◆ **WHAT THE EXERCISE ASKS**:
Retype every line of the records below, keeping each character unchanged.

◆ **INPUT RECORDS**:
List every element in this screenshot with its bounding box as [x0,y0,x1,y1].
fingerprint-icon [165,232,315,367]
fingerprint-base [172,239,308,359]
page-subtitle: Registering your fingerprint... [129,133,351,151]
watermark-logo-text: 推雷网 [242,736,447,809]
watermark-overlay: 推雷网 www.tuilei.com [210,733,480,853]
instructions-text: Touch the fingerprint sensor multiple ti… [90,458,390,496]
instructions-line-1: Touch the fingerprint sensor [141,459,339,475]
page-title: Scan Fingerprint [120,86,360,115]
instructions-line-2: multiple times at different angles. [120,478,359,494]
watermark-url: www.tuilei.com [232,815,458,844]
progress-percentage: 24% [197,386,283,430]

◆ **SOLUTION FOR THIS TASK**:
List every element in this screenshot with its bounding box as [x0,y0,x1,y1].
fingerprint-icon [165,232,315,367]
fingerprint-base [172,239,308,359]
page-subtitle: Registering your fingerprint... [129,133,351,151]
watermark-logo-text: 推雷网 [242,736,447,809]
watermark-overlay: 推雷网 www.tuilei.com [210,733,480,853]
instructions-text: Touch the fingerprint sensor multiple ti… [90,458,390,496]
instructions-line-1: Touch the fingerprint sensor [141,459,339,475]
page-title: Scan Fingerprint [120,86,360,115]
instructions-line-2: multiple times at different angles. [120,478,359,494]
watermark-url: www.tuilei.com [232,815,458,844]
progress-percentage: 24% [197,386,283,430]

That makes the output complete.